* _Short exercise_:
Output solely the number of lines containing the string "毛利率呈现下行趋势".

#####

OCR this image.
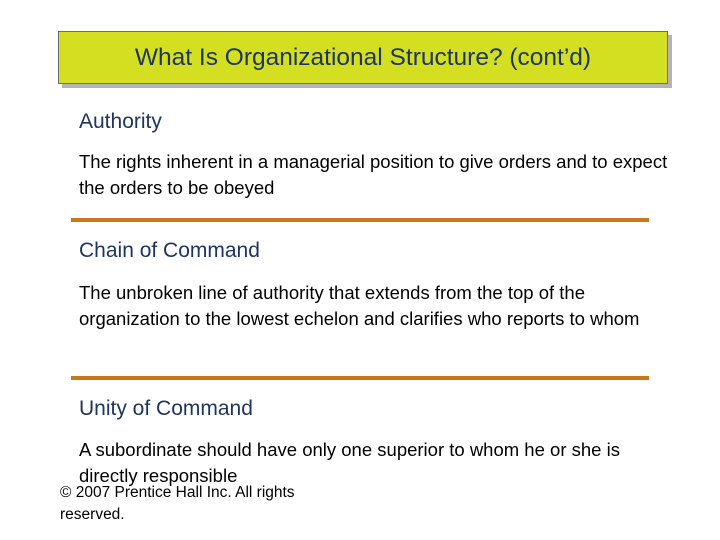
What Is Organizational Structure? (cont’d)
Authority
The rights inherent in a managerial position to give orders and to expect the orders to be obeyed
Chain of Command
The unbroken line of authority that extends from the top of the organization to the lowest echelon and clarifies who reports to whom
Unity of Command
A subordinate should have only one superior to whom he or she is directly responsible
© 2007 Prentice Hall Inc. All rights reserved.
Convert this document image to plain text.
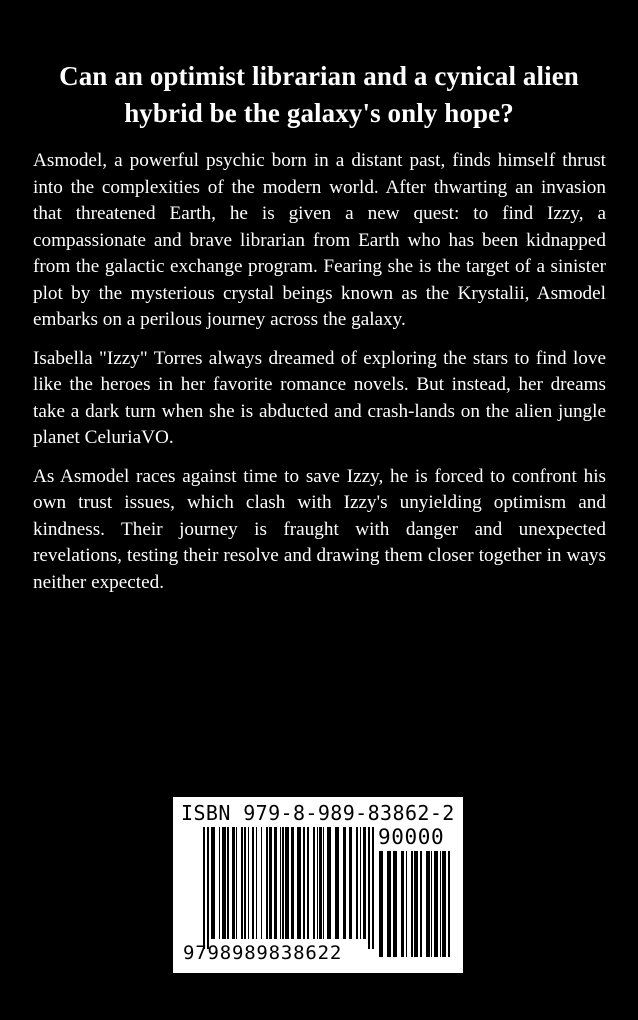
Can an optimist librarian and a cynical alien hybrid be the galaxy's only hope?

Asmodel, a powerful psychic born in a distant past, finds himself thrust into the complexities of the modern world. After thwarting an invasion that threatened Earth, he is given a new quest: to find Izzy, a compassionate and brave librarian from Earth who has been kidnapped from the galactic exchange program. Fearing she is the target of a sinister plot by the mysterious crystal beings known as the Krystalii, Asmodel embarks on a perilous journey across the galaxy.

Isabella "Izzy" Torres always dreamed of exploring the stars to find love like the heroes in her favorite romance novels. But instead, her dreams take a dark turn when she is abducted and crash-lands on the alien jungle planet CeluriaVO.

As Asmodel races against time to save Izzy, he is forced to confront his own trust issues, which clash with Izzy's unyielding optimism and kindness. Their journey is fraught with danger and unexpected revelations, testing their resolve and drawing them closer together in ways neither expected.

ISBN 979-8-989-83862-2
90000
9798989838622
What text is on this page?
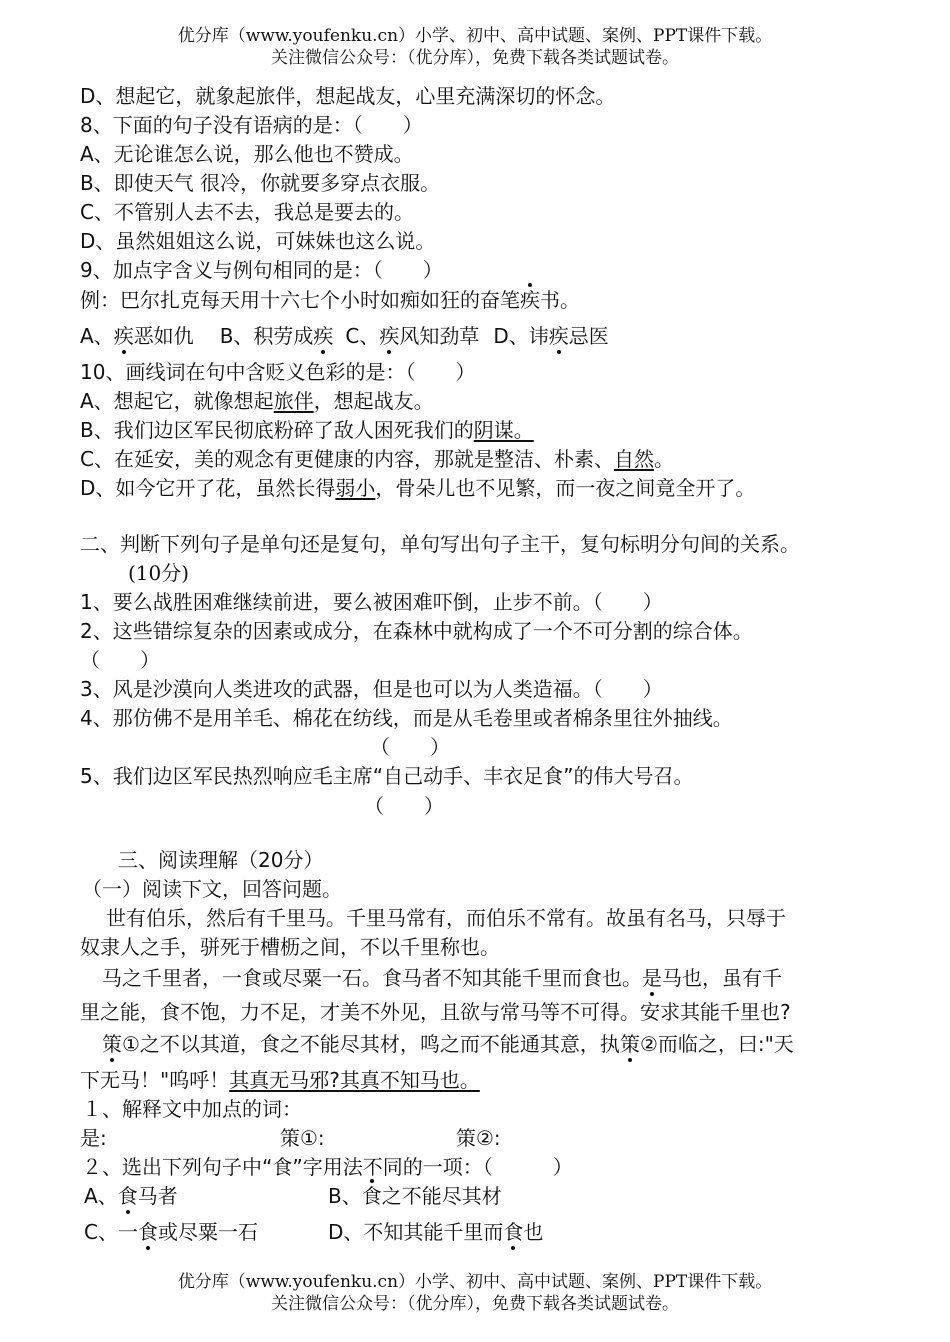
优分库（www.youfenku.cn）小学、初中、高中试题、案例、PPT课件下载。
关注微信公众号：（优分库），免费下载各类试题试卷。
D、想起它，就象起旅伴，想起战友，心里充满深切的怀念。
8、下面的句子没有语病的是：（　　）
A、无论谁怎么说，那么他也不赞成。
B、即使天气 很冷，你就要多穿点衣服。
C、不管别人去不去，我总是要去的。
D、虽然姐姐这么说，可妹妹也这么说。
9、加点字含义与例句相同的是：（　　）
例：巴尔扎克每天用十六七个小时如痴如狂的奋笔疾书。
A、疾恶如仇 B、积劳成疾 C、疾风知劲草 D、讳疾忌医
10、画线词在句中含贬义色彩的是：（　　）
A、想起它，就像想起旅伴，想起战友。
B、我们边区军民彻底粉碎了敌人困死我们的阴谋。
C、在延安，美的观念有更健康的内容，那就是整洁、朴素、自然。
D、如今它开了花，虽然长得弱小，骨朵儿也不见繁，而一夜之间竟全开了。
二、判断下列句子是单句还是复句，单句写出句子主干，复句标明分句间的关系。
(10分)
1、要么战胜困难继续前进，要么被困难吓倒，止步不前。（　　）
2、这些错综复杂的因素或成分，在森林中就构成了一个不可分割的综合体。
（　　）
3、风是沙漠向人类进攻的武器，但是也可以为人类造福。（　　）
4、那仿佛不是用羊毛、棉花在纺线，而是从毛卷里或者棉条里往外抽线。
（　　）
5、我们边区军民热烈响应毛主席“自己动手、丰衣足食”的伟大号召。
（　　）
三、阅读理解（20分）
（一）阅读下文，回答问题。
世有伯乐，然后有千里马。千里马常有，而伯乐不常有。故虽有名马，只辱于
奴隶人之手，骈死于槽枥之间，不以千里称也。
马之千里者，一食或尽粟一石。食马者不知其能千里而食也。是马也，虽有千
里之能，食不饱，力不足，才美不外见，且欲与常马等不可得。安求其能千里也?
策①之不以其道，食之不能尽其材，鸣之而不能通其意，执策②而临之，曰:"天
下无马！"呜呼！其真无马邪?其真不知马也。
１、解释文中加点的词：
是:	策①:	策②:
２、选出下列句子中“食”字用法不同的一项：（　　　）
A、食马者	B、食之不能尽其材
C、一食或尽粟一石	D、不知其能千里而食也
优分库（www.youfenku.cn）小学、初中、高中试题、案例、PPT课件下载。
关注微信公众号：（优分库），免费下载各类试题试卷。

#####

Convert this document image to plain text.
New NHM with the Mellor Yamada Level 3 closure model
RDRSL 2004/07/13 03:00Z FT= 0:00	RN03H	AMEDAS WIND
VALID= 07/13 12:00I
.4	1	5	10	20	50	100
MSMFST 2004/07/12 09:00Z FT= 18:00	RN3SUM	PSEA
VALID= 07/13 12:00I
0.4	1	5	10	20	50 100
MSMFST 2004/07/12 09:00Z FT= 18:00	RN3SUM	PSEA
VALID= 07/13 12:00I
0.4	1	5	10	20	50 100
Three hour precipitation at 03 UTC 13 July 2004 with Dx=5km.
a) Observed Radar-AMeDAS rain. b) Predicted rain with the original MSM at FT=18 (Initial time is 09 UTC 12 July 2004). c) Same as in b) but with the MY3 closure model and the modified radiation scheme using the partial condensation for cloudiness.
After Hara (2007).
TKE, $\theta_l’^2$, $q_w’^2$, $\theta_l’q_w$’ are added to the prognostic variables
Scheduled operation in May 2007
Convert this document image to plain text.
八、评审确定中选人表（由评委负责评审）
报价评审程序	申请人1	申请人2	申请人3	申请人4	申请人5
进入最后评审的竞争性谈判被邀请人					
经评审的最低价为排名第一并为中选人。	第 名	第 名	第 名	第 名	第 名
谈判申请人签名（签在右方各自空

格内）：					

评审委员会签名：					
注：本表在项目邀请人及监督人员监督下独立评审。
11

#####

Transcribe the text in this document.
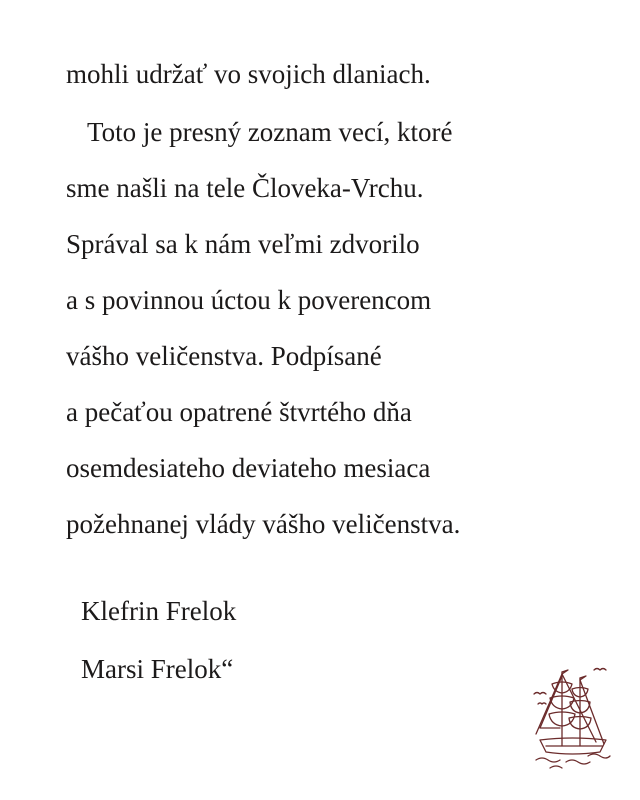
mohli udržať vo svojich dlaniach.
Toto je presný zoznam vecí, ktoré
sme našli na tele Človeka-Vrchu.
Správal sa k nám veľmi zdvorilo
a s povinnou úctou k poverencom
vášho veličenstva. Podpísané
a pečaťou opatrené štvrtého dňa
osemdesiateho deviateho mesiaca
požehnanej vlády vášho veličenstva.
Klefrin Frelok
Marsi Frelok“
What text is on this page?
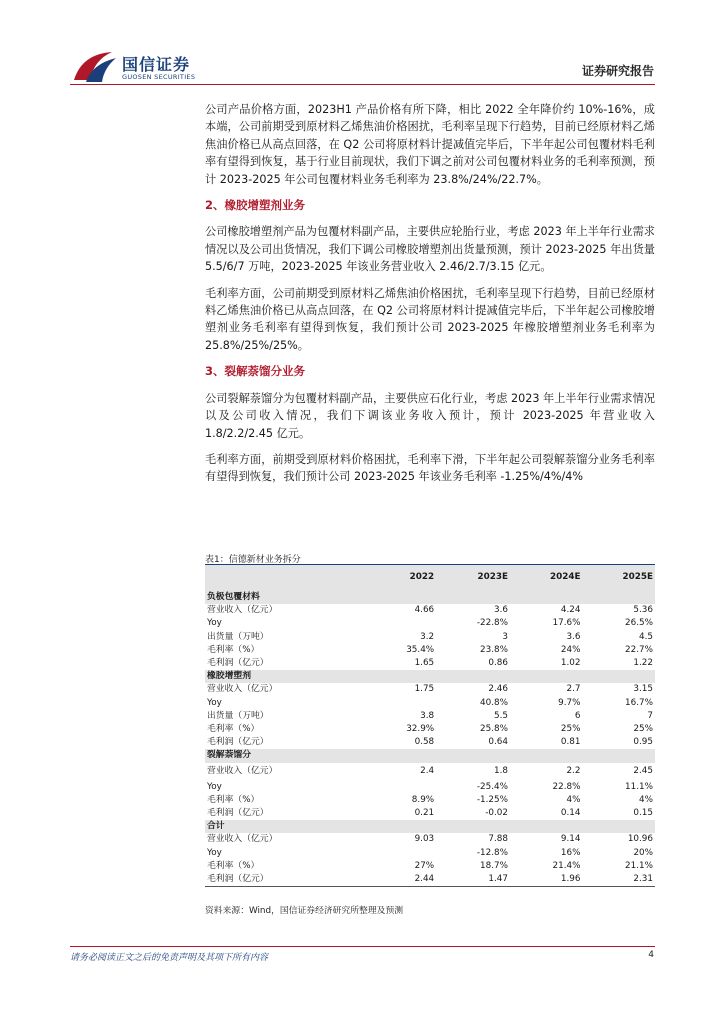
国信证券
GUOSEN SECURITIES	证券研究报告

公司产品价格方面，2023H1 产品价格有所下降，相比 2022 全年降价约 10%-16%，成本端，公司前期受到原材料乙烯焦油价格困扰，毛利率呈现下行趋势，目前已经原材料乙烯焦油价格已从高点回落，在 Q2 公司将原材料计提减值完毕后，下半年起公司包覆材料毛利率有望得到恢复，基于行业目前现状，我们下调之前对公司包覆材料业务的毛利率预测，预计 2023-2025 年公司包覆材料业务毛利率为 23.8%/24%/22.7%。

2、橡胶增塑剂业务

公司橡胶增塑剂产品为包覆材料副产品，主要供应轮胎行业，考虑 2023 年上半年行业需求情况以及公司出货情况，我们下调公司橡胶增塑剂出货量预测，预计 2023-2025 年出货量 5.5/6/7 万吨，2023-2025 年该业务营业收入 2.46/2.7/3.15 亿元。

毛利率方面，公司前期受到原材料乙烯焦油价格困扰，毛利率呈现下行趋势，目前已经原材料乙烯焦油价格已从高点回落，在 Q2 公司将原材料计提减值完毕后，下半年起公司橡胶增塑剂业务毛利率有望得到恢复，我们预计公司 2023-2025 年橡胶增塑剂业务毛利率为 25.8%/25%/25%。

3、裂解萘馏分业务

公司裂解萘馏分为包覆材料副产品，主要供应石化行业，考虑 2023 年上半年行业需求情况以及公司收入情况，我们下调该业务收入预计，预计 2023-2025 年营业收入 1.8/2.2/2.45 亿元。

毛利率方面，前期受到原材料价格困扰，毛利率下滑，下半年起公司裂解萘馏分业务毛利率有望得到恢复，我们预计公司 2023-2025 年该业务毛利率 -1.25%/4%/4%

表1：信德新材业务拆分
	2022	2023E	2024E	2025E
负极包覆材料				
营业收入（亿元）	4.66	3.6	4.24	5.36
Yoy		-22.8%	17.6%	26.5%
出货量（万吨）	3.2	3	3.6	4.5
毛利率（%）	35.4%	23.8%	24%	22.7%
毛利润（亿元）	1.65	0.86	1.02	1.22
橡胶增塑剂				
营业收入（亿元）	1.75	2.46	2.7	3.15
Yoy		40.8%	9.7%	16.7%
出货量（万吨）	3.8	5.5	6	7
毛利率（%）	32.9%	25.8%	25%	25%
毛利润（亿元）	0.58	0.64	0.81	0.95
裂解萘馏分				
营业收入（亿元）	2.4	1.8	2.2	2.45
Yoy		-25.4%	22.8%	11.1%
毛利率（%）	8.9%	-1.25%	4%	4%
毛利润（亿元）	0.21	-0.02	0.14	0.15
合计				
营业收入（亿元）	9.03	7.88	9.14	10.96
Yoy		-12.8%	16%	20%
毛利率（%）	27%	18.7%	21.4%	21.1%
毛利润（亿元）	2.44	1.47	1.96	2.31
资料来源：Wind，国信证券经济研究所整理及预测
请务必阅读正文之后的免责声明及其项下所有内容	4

#####

* _Response for this exercise_:
2